## INPUT FOR THIS TASK

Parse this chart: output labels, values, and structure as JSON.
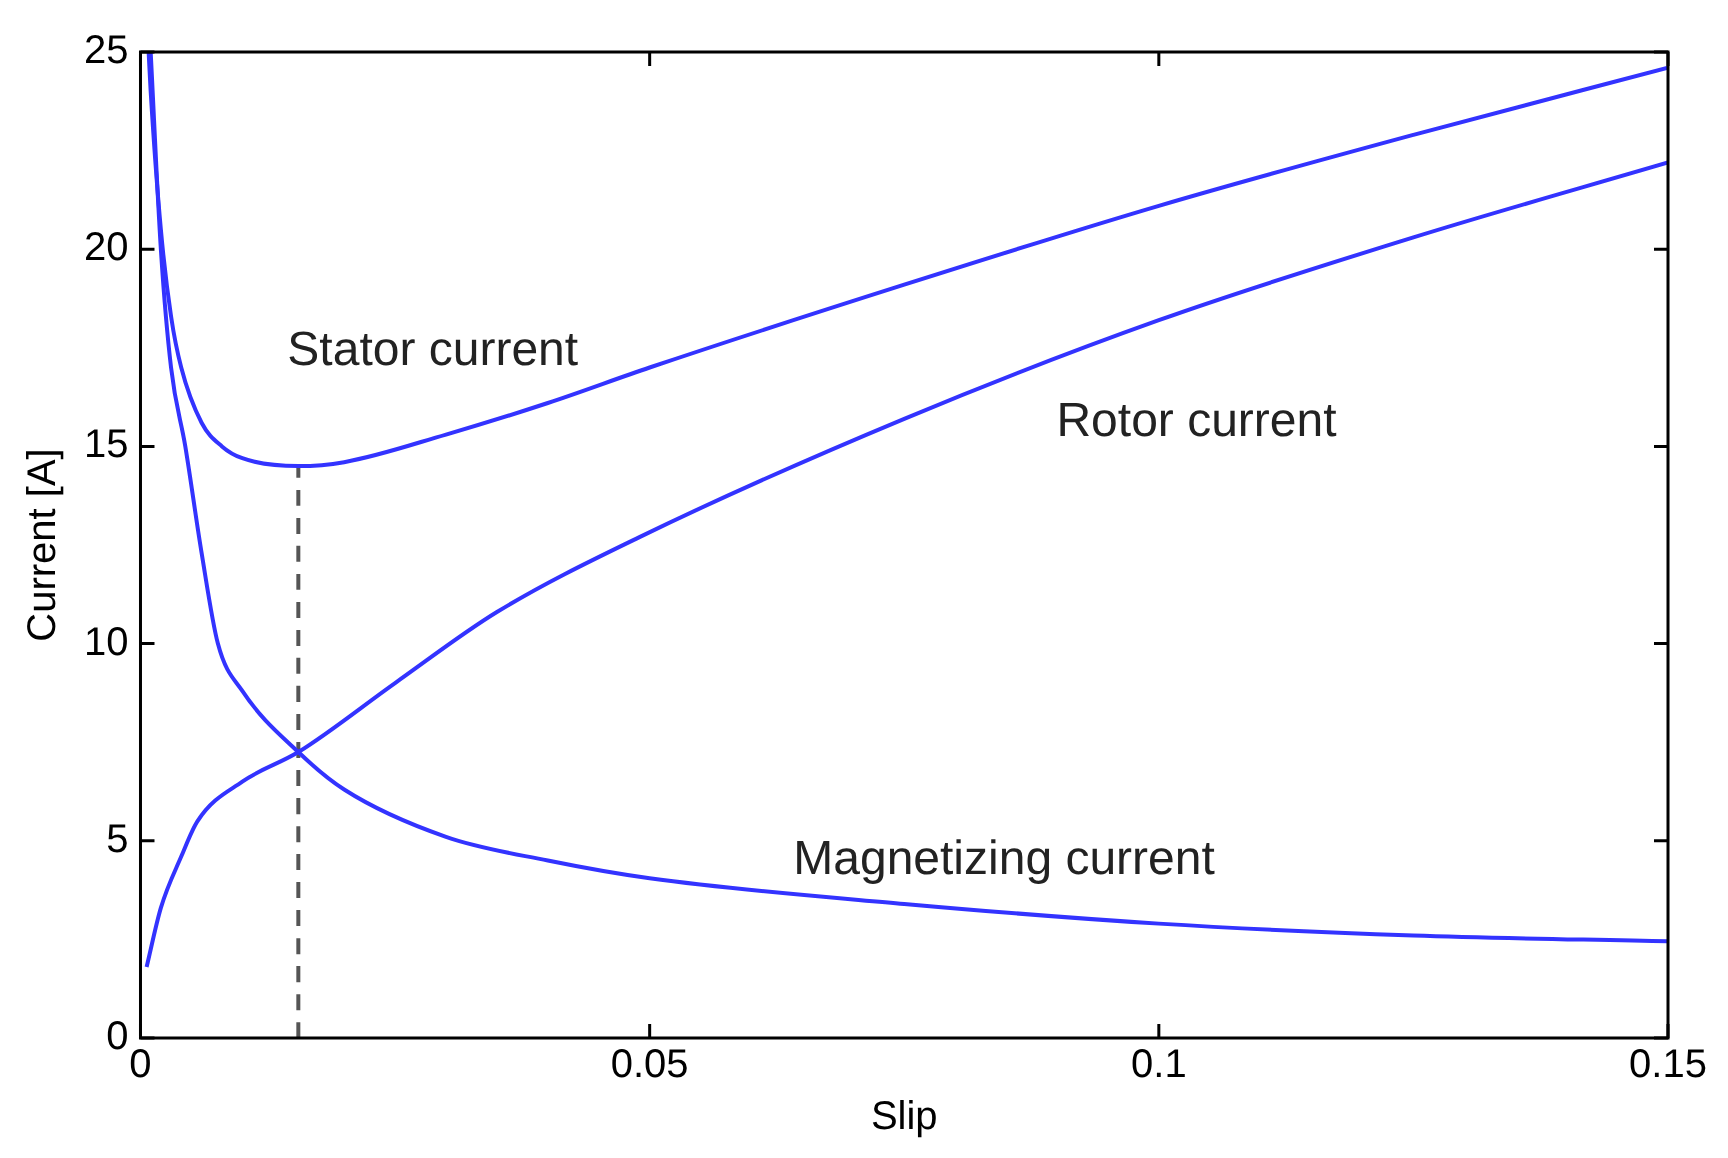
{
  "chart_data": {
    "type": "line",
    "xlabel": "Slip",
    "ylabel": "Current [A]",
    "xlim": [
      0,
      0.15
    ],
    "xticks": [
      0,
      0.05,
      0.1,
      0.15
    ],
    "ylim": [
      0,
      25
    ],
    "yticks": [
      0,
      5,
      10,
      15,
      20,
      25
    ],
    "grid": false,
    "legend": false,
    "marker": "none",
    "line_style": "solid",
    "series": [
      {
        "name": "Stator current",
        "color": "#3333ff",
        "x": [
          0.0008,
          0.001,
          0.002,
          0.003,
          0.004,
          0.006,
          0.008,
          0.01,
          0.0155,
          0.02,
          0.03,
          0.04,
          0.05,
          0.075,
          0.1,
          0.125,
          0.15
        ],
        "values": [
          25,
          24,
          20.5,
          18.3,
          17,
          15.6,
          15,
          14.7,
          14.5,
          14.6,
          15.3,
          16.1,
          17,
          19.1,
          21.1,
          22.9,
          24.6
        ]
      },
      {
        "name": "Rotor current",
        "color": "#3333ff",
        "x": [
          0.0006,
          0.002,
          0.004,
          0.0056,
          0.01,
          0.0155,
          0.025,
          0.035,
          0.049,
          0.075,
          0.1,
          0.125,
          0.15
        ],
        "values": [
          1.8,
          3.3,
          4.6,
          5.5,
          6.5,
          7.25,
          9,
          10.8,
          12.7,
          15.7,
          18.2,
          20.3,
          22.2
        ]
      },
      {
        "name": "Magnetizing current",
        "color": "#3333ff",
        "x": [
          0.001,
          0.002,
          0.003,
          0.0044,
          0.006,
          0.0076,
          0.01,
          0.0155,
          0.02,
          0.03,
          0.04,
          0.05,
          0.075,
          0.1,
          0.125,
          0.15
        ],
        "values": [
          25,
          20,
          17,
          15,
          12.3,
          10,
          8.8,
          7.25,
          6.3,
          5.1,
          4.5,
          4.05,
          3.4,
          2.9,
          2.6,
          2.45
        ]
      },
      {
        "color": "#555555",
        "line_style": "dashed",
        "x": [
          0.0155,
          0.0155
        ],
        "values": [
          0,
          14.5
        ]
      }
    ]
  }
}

---

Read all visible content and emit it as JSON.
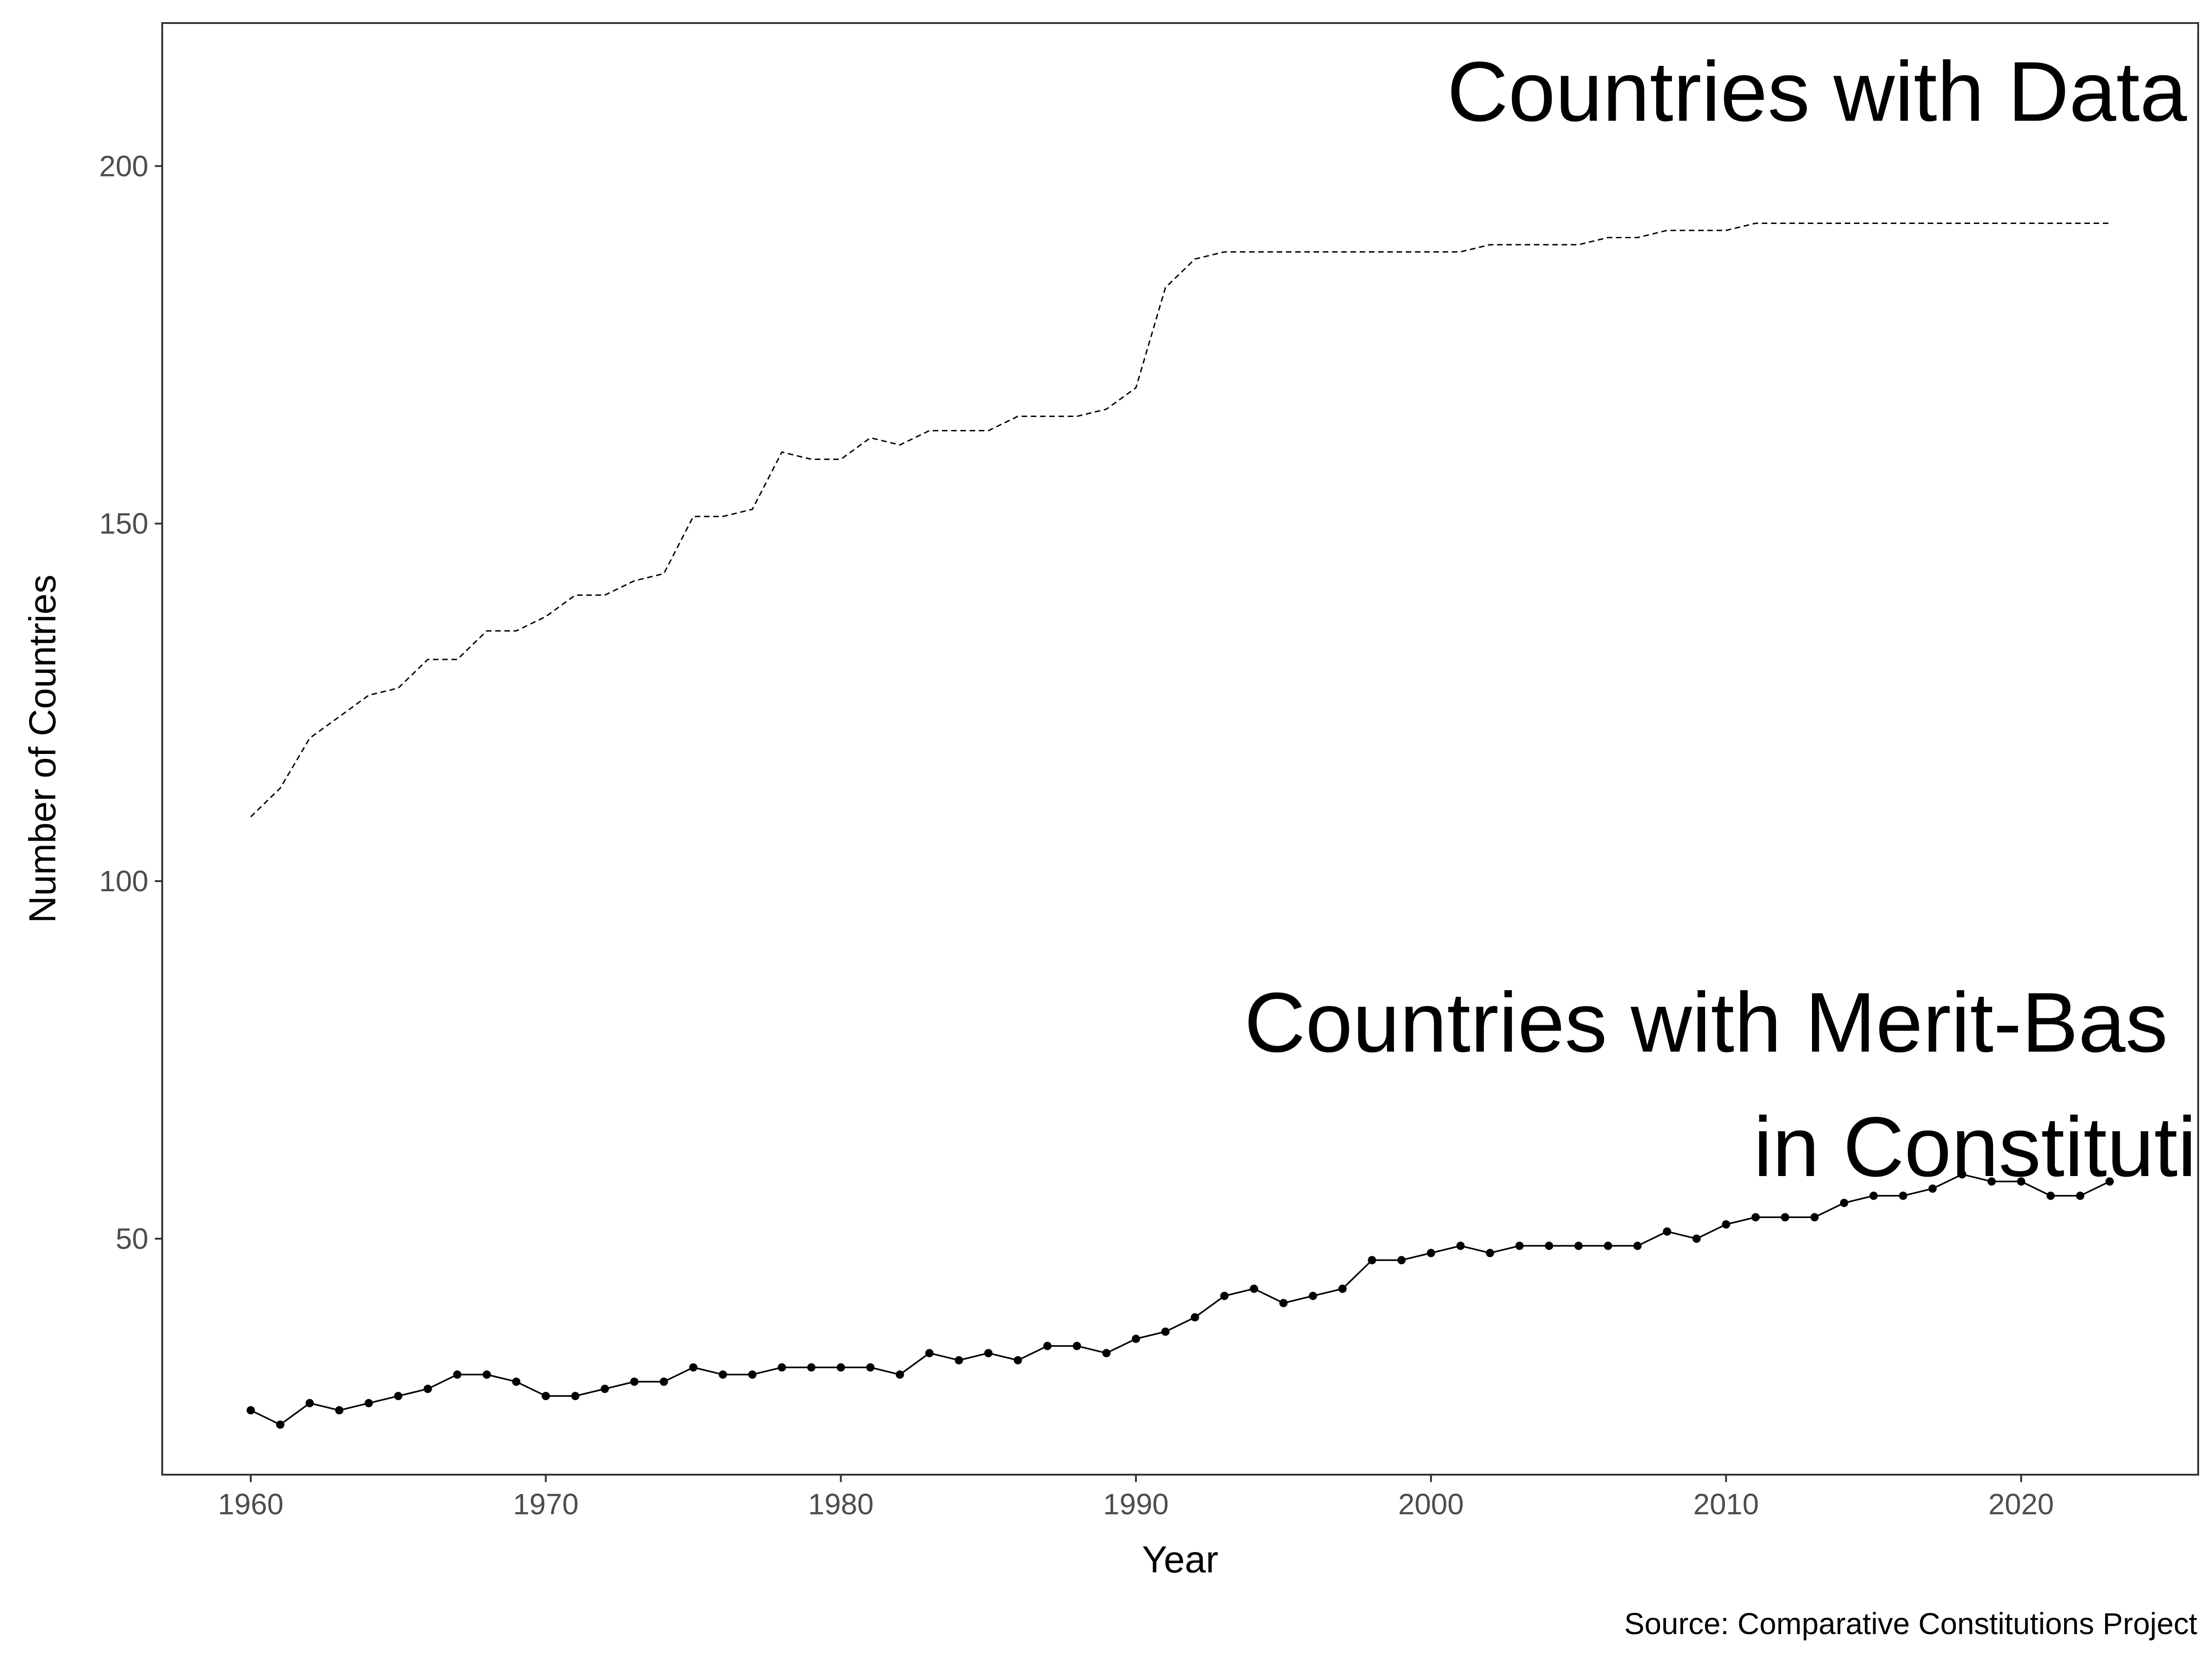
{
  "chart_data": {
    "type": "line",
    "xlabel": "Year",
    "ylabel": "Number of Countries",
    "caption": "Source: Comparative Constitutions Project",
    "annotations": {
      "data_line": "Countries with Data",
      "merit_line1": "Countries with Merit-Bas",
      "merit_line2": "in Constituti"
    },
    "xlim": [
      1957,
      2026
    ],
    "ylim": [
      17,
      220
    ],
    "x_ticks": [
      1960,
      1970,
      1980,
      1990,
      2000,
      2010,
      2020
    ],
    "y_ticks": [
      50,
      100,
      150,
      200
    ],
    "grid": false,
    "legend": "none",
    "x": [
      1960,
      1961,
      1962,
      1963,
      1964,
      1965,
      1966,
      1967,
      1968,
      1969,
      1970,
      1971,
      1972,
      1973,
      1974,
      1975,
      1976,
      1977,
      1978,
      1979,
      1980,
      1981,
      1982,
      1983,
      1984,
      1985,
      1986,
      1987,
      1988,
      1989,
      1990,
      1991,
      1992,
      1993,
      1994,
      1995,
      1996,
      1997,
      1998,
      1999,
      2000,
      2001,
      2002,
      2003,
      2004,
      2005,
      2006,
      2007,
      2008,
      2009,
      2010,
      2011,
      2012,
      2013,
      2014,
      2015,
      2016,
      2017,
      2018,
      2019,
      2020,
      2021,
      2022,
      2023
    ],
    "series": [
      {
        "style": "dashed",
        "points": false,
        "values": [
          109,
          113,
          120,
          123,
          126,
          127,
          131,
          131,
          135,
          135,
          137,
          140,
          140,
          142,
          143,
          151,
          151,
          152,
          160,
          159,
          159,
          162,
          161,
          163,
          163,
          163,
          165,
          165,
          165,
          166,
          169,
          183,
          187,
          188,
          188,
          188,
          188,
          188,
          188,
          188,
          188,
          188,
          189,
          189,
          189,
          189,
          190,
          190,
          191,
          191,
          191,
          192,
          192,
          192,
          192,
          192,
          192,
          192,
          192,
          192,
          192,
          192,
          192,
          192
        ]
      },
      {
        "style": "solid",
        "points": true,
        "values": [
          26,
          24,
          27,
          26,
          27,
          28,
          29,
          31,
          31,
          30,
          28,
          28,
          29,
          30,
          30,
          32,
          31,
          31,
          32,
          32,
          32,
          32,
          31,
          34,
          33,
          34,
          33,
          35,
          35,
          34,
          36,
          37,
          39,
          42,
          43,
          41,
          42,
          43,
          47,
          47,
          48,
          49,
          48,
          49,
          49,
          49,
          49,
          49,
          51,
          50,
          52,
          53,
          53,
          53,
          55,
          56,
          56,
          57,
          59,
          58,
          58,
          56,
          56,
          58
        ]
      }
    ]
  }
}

## GIVEN TASK
Copy all lines of the listing above that contain the string "with".

## EXPECTED OUTPUT
      "data_line": "Countries with Data",
      "merit_line1": "Countries with Merit-Bas",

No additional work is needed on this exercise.